* _RECORDS FOR THIS TASK_:
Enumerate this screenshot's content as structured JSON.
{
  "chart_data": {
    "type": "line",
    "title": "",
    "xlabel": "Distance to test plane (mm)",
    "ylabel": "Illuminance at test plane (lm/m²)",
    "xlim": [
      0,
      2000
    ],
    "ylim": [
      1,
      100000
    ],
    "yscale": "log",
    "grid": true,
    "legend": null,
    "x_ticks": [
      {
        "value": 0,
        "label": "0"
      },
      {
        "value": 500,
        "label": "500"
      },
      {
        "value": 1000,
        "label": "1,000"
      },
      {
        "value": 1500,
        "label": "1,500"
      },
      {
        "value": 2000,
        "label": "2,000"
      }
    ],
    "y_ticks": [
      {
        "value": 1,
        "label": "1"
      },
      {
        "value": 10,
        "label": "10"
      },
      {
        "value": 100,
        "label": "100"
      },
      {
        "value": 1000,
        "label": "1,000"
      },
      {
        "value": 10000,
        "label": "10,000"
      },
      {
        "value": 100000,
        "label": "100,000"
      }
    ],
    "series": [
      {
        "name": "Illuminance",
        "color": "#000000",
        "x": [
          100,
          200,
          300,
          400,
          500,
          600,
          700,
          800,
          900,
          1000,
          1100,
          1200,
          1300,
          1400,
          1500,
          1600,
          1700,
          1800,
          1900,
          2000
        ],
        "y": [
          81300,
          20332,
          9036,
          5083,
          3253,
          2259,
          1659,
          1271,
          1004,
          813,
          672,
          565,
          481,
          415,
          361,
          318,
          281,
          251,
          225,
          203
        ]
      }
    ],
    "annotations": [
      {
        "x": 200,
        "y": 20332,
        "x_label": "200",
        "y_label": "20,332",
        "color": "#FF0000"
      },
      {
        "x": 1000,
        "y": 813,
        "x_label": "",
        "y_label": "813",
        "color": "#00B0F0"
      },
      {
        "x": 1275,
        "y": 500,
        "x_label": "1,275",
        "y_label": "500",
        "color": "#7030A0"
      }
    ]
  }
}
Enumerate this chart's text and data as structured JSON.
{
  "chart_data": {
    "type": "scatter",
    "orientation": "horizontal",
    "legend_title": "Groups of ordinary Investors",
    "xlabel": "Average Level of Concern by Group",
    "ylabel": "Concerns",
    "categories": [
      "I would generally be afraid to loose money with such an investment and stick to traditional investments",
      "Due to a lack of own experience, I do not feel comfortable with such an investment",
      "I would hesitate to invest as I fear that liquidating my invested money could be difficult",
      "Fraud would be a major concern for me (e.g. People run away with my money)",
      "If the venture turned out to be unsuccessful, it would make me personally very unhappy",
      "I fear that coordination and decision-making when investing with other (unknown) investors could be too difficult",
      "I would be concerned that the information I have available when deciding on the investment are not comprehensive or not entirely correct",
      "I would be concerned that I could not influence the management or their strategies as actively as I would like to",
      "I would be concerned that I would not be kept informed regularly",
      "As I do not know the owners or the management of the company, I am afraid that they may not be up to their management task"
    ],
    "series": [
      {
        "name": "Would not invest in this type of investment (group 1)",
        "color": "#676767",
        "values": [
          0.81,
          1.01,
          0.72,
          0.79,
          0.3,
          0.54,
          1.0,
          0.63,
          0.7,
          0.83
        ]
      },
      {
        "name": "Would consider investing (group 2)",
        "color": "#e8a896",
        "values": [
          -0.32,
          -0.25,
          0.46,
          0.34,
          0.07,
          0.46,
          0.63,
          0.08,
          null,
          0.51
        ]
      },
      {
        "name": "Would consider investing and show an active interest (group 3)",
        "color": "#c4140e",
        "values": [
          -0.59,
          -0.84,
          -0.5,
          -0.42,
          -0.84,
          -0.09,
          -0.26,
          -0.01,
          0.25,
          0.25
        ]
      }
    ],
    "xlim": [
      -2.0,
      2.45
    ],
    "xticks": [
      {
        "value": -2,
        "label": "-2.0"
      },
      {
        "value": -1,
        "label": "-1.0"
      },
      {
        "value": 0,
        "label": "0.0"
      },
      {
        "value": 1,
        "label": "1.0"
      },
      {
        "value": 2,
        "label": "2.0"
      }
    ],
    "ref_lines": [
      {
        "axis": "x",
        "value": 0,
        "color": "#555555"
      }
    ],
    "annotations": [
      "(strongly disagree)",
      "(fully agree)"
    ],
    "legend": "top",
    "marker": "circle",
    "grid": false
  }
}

* _OBJECTIVE_: Please set down all the data word for word.

* _ANSWER IN FULL_:
Enumerate this screenshot's content as structured JSON.
{
  "chart_data": {
    "type": "line",
    "title": "",
    "xlabel": "Distance to test plane (mm)",
    "ylabel": "Illuminance at test plane (lm/m²)",
    "xlim": [
      0,
      2000
    ],
    "ylim": [
      1,
      100000
    ],
    "yscale": "log",
    "grid": true,
    "legend": null,
    "x_ticks": [
      {
        "value": 0,
        "label": "0"
      },
      {
        "value": 500,
        "label": "500"
      },
      {
        "value": 1000,
        "label": "1,000"
      },
      {
        "value": 1500,
        "label": "1,500"
      },
      {
        "value": 2000,
        "label": "2,000"
      }
    ],
    "y_ticks": [
      {
        "value": 1,
        "label": "1"
      },
      {
        "value": 10,
        "label": "10"
      },
      {
        "value": 100,
        "label": "100"
      },
      {
        "value": 1000,
        "label": "1,000"
      },
      {
        "value": 10000,
        "label": "10,000"
      },
      {
        "value": 100000,
        "label": "100,000"
      }
    ],
    "series": [
      {
        "name": "Illuminance",
        "color": "#000000",
        "x": [
          100,
          200,
          300,
          400,
          500,
          600,
          700,
          800,
          900,
          1000,
          1100,
          1200,
          1300,
          1400,
          1500,
          1600,
          1700,
          1800,
          1900,
          2000
        ],
        "y": [
          81300,
          20332,
          9036,
          5083,
          3253,
          2259,
          1659,
          1271,
          1004,
          813,
          672,
          565,
          481,
          415,
          361,
          318,
          281,
          251,
          225,
          203
        ]
      }
    ],
    "annotations": [
      {
        "x": 200,
        "y": 20332,
        "x_label": "200",
        "y_label": "20,332",
        "color": "#FF0000"
      },
      {
        "x": 1000,
        "y": 813,
        "x_label": "",
        "y_label": "813",
        "color": "#00B0F0"
      },
      {
        "x": 1275,
        "y": 500,
        "x_label": "1,275",
        "y_label": "500",
        "color": "#7030A0"
      }
    ]
  }
}
Enumerate this chart's text and data as structured JSON.
{
  "chart_data": {
    "type": "scatter",
    "orientation": "horizontal",
    "legend_title": "Groups of ordinary Investors",
    "xlabel": "Average Level of Concern by Group",
    "ylabel": "Concerns",
    "categories": [
      "I would generally be afraid to loose money with such an investment and stick to traditional investments",
      "Due to a lack of own experience, I do not feel comfortable with such an investment",
      "I would hesitate to invest as I fear that liquidating my invested money could be difficult",
      "Fraud would be a major concern for me (e.g. People run away with my money)",
      "If the venture turned out to be unsuccessful, it would make me personally very unhappy",
      "I fear that coordination and decision-making when investing with other (unknown) investors could be too difficult",
      "I would be concerned that the information I have available when deciding on the investment are not comprehensive or not entirely correct",
      "I would be concerned that I could not influence the management or their strategies as actively as I would like to",
      "I would be concerned that I would not be kept informed regularly",
      "As I do not know the owners or the management of the company, I am afraid that they may not be up to their management task"
    ],
    "series": [
      {
        "name": "Would not invest in this type of investment (group 1)",
        "color": "#676767",
        "values": [
          0.81,
          1.01,
          0.72,
          0.79,
          0.3,
          0.54,
          1.0,
          0.63,
          0.7,
          0.83
        ]
      },
      {
        "name": "Would consider investing (group 2)",
        "color": "#e8a896",
        "values": [
          -0.32,
          -0.25,
          0.46,
          0.34,
          0.07,
          0.46,
          0.63,
          0.08,
          null,
          0.51
        ]
      },
      {
        "name": "Would consider investing and show an active interest (group 3)",
        "color": "#c4140e",
        "values": [
          -0.59,
          -0.84,
          -0.5,
          -0.42,
          -0.84,
          -0.09,
          -0.26,
          -0.01,
          0.25,
          0.25
        ]
      }
    ],
    "xlim": [
      -2.0,
      2.45
    ],
    "xticks": [
      {
        "value": -2,
        "label": "-2.0"
      },
      {
        "value": -1,
        "label": "-1.0"
      },
      {
        "value": 0,
        "label": "0.0"
      },
      {
        "value": 1,
        "label": "1.0"
      },
      {
        "value": 2,
        "label": "2.0"
      }
    ],
    "ref_lines": [
      {
        "axis": "x",
        "value": 0,
        "color": "#555555"
      }
    ],
    "annotations": [
      "(strongly disagree)",
      "(fully agree)"
    ],
    "legend": "top",
    "marker": "circle",
    "grid": false
  }
}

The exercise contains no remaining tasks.